# Task objective:
List each line of the data in which the string "from" appears.

[start of Task data]

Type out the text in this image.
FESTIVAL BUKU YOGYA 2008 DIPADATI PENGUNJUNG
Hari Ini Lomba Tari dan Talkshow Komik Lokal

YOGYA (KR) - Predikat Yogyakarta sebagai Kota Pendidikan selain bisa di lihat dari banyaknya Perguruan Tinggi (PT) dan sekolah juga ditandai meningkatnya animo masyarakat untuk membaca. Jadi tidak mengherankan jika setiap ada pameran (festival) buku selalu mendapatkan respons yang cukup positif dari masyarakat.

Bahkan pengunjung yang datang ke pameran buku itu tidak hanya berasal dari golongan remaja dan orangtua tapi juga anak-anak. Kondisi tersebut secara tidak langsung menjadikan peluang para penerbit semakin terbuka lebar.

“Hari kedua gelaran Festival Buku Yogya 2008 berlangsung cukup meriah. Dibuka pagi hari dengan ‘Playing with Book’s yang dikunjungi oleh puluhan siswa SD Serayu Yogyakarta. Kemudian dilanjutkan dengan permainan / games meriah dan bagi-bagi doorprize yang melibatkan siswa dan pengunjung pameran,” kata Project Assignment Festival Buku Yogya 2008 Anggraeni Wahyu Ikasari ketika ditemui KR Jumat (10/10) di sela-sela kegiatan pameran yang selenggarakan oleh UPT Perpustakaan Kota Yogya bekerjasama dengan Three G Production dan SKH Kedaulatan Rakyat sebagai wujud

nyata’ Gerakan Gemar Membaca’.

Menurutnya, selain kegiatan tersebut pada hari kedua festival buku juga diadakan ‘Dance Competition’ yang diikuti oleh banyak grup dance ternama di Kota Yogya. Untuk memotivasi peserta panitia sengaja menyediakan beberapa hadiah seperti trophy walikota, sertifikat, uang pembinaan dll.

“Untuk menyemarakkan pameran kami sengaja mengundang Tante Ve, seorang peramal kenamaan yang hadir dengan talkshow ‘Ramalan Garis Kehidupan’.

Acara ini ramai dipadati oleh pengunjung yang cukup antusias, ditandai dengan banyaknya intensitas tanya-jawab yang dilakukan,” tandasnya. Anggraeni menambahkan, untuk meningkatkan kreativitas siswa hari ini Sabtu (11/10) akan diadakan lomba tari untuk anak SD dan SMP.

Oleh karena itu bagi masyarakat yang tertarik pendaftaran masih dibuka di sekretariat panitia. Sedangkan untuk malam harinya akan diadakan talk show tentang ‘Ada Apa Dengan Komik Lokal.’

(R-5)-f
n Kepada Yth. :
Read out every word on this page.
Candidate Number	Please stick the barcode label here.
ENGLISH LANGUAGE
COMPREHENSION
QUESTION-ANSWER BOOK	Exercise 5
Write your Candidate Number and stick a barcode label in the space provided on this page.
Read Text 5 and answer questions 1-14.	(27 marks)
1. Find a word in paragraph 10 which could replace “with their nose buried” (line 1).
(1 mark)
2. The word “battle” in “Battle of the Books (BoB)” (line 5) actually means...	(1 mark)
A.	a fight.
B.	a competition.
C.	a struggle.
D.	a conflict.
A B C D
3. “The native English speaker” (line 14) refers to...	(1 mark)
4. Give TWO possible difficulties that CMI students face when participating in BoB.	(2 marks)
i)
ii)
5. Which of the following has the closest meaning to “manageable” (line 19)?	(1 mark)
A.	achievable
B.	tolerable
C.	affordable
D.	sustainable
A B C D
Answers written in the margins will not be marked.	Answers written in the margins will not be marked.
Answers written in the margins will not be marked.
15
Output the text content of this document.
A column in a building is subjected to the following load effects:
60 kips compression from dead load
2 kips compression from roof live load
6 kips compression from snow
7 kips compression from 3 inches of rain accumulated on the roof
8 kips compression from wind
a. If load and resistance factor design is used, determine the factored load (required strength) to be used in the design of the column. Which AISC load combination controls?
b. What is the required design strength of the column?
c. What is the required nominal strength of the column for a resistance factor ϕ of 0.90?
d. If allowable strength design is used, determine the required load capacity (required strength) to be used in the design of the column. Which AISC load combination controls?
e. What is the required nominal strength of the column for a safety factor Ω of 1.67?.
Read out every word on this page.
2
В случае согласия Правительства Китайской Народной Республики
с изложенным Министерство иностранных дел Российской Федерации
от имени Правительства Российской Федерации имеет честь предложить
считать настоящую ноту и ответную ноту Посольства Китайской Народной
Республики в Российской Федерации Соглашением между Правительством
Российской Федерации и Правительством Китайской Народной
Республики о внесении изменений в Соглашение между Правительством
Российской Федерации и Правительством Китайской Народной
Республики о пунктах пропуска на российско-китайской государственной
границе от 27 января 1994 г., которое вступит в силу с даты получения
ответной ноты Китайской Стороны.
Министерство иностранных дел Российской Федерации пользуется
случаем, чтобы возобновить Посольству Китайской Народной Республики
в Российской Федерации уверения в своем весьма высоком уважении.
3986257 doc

[end of Task data]

# Solution to this task:
60 kips compression from dead load
2 kips compression from roof live load
6 kips compression from snow
7 kips compression from 3 inches of rain accumulated on the roof
8 kips compression from wind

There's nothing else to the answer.